Extracted data entries
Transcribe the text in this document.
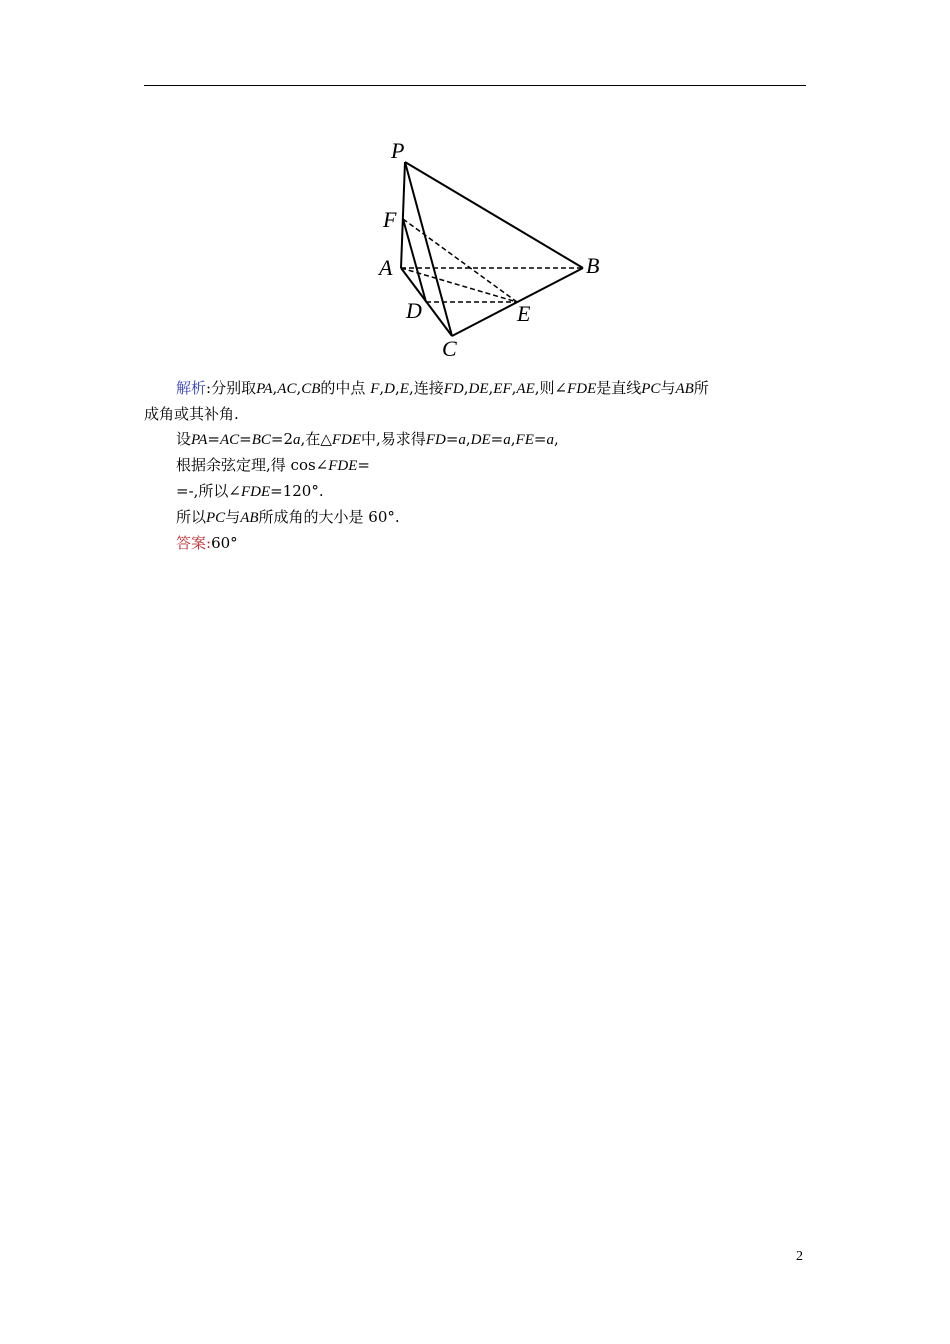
P
F
A	B
D	E
C
解析:分别取PA,AC,CB的中点 F,D,E,连接FD,DE,EF,AE,则∠FDE是直线PC与AB所
成角或其补角.
设PA=AC=BC=2a,在△FDE中,易求得FD=a,DE=a,FE=a,
根据余弦定理,得 cos∠FDE=
=-,所以∠FDE=120°.
所以PC与AB所成角的大小是 60°.
答案:60°
2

**GOAL OF THE EXERCISE**
Reproduce every record above exactly, omitting the pictures.

**EXPECTED OUTPUT**
Transcribe the text in this document.
P
F
A	B
D	E
C
解析:分别取PA,AC,CB的中点 F,D,E,连接FD,DE,EF,AE,则∠FDE是直线PC与AB所
成角或其补角.
设PA=AC=BC=2a,在△FDE中,易求得FD=a,DE=a,FE=a,
根据余弦定理,得 cos∠FDE=
=-,所以∠FDE=120°.
所以PC与AB所成角的大小是 60°.
答案:60°
2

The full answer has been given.